[Written request]
Without the pictures, copy the entries below word for word.

[Collection entries]
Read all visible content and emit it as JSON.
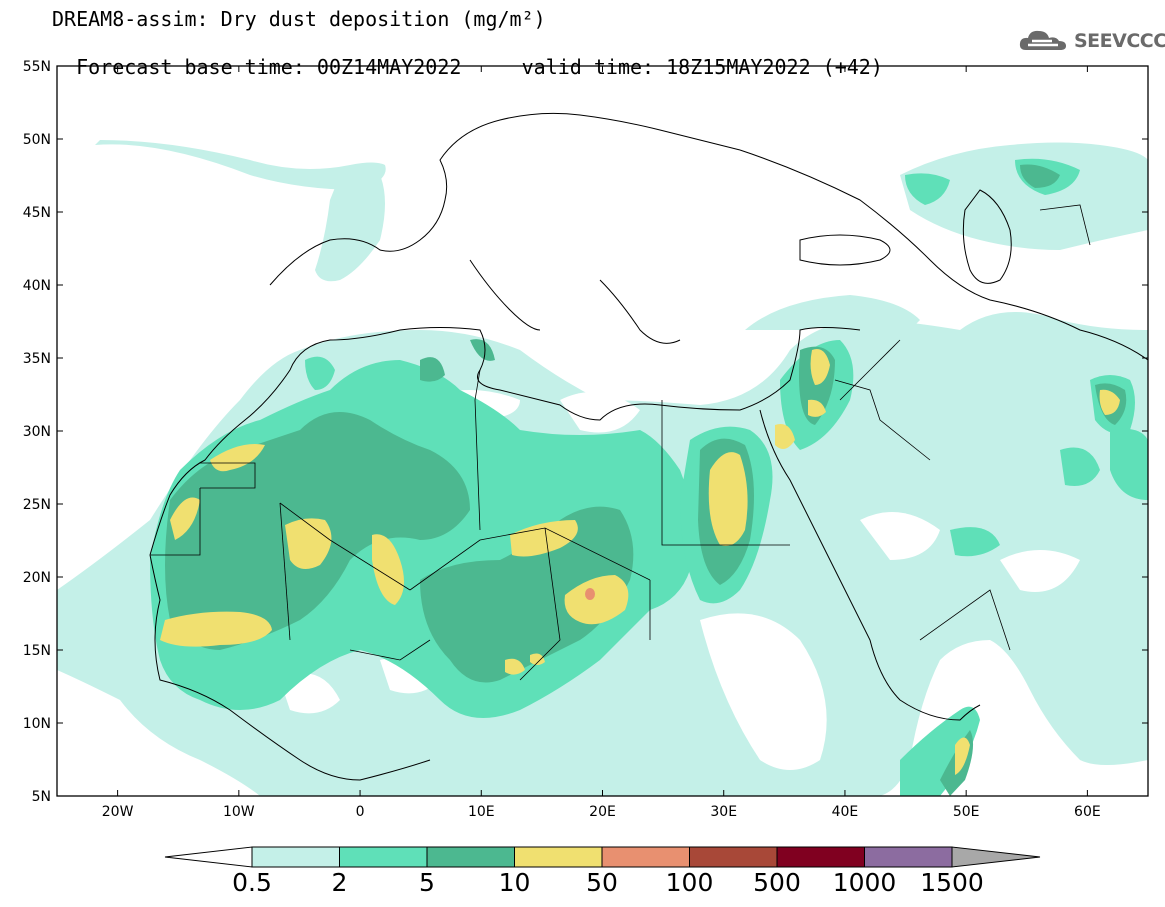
{
  "title": {
    "line1": "DREAM8-assim: Dry dust deposition (mg/m²)",
    "line2_base_label": "Forecast base time: 00Z14MAY2022",
    "line2_valid_label": "valid time: 18Z15MAY2022 (+42)"
  },
  "logo": {
    "text": "SEEVCCC",
    "icon": "cloud-logo-icon"
  },
  "map": {
    "lon_range": [
      -25,
      65
    ],
    "lat_range": [
      5,
      55
    ],
    "lat_labels": [
      "55N",
      "50N",
      "45N",
      "40N",
      "35N",
      "30N",
      "25N",
      "20N",
      "15N",
      "10N",
      "5N"
    ],
    "lat_values": [
      55,
      50,
      45,
      40,
      35,
      30,
      25,
      20,
      15,
      10,
      5
    ],
    "lon_labels": [
      "20W",
      "10W",
      "0",
      "10E",
      "20E",
      "30E",
      "40E",
      "50E",
      "60E"
    ],
    "lon_values": [
      -20,
      -10,
      0,
      10,
      20,
      30,
      40,
      50,
      60
    ]
  },
  "colorbar": {
    "labels": [
      "0.5",
      "2",
      "5",
      "10",
      "50",
      "100",
      "500",
      "1000",
      "1500"
    ],
    "colors": [
      "#c4f0e8",
      "#5fe0b8",
      "#4cb890",
      "#f0e070",
      "#e89070",
      "#a84838",
      "#800020",
      "#8c6ca0"
    ],
    "under_color": "#ffffff",
    "over_color": "#a8a8a8"
  },
  "colors": {
    "coast": "#000000",
    "level1": "#c4f0e8",
    "level2": "#5fe0b8",
    "level3": "#4cb890",
    "level4": "#f0e070",
    "level5": "#e89070"
  }
}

[Output below]
Read all visible content and emit it as JSON.
{
  "title": {
    "line1": "DREAM8-assim: Dry dust deposition (mg/m²)",
    "line2_base_label": "Forecast base time: 00Z14MAY2022",
    "line2_valid_label": "valid time: 18Z15MAY2022 (+42)"
  },
  "logo": {
    "text": "SEEVCCC",
    "icon": "cloud-logo-icon"
  },
  "map": {
    "lon_range": [
      -25,
      65
    ],
    "lat_range": [
      5,
      55
    ],
    "lat_labels": [
      "55N",
      "50N",
      "45N",
      "40N",
      "35N",
      "30N",
      "25N",
      "20N",
      "15N",
      "10N",
      "5N"
    ],
    "lat_values": [
      55,
      50,
      45,
      40,
      35,
      30,
      25,
      20,
      15,
      10,
      5
    ],
    "lon_labels": [
      "20W",
      "10W",
      "0",
      "10E",
      "20E",
      "30E",
      "40E",
      "50E",
      "60E"
    ],
    "lon_values": [
      -20,
      -10,
      0,
      10,
      20,
      30,
      40,
      50,
      60
    ]
  },
  "colorbar": {
    "labels": [
      "0.5",
      "2",
      "5",
      "10",
      "50",
      "100",
      "500",
      "1000",
      "1500"
    ],
    "colors": [
      "#c4f0e8",
      "#5fe0b8",
      "#4cb890",
      "#f0e070",
      "#e89070",
      "#a84838",
      "#800020",
      "#8c6ca0"
    ],
    "under_color": "#ffffff",
    "over_color": "#a8a8a8"
  },
  "colors": {
    "coast": "#000000",
    "level1": "#c4f0e8",
    "level2": "#5fe0b8",
    "level3": "#4cb890",
    "level4": "#f0e070",
    "level5": "#e89070"
  }
}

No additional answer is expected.